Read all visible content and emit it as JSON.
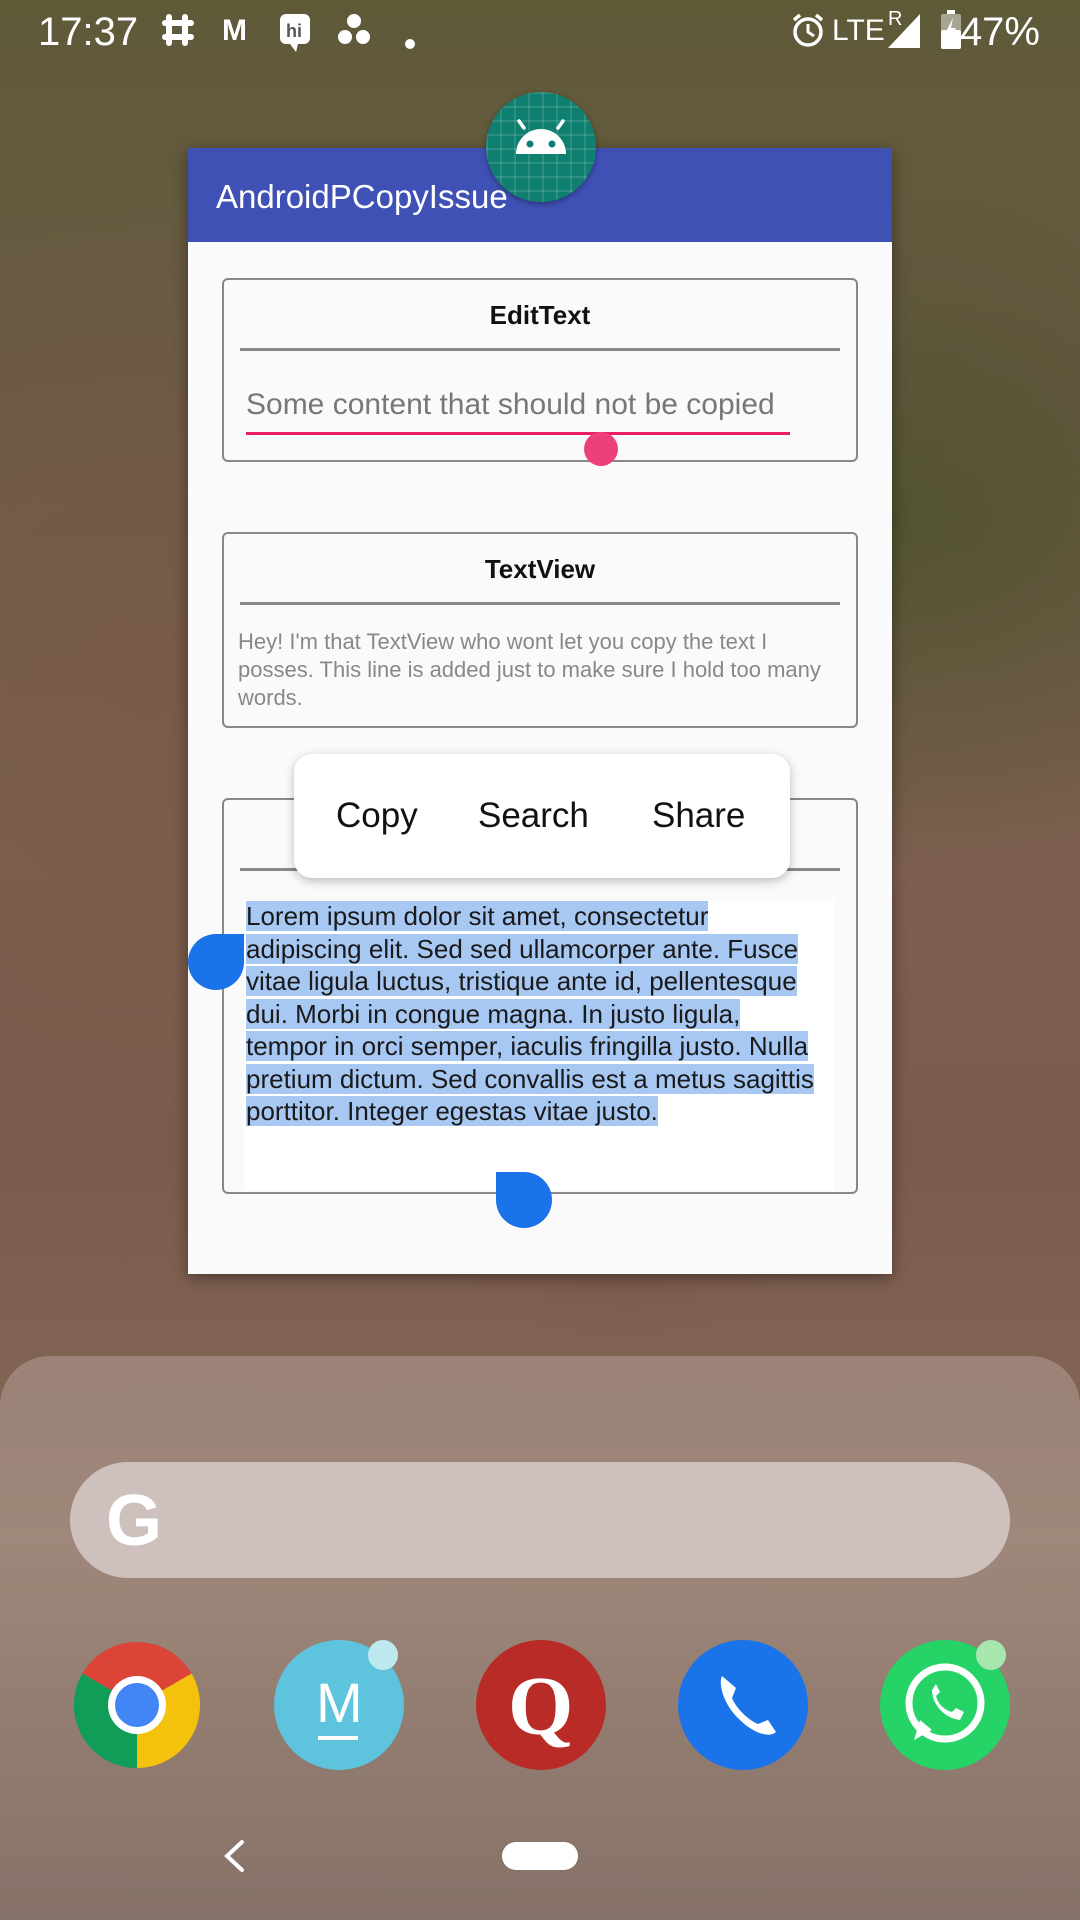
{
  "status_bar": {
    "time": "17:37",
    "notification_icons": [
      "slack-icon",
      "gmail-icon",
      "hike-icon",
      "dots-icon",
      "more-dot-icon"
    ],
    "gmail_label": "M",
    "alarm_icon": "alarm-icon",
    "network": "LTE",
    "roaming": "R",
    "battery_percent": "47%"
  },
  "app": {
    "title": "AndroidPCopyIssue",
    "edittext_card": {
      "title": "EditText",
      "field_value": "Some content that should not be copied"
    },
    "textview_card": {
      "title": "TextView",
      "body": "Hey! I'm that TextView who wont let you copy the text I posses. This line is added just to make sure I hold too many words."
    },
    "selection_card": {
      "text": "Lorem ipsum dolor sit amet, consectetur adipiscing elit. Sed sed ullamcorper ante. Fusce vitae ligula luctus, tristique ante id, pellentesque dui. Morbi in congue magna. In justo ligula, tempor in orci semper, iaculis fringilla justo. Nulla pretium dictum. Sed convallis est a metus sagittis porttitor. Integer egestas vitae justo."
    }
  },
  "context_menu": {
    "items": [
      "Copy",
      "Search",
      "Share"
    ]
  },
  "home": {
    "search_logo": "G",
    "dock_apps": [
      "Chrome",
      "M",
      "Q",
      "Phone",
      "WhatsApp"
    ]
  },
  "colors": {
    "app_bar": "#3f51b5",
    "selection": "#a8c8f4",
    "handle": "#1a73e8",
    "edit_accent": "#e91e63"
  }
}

________

WHAT NEEDS TO BE DONE - Reproduce the material word for word. Any pictures should be left out of the copy.

OUTPUT FOR THIS TASK -
Read all visible content and emit it as JSON.
{
  "status_bar": {
    "time": "17:37",
    "notification_icons": [
      "slack-icon",
      "gmail-icon",
      "hike-icon",
      "dots-icon",
      "more-dot-icon"
    ],
    "gmail_label": "M",
    "alarm_icon": "alarm-icon",
    "network": "LTE",
    "roaming": "R",
    "battery_percent": "47%"
  },
  "app": {
    "title": "AndroidPCopyIssue",
    "edittext_card": {
      "title": "EditText",
      "field_value": "Some content that should not be copied"
    },
    "textview_card": {
      "title": "TextView",
      "body": "Hey! I'm that TextView who wont let you copy the text I posses. This line is added just to make sure I hold too many words."
    },
    "selection_card": {
      "text": "Lorem ipsum dolor sit amet, consectetur adipiscing elit. Sed sed ullamcorper ante. Fusce vitae ligula luctus, tristique ante id, pellentesque dui. Morbi in congue magna. In justo ligula, tempor in orci semper, iaculis fringilla justo. Nulla pretium dictum. Sed convallis est a metus sagittis porttitor. Integer egestas vitae justo."
    }
  },
  "context_menu": {
    "items": [
      "Copy",
      "Search",
      "Share"
    ]
  },
  "home": {
    "search_logo": "G",
    "dock_apps": [
      "Chrome",
      "M",
      "Q",
      "Phone",
      "WhatsApp"
    ]
  },
  "colors": {
    "app_bar": "#3f51b5",
    "selection": "#a8c8f4",
    "handle": "#1a73e8",
    "edit_accent": "#e91e63"
  }
}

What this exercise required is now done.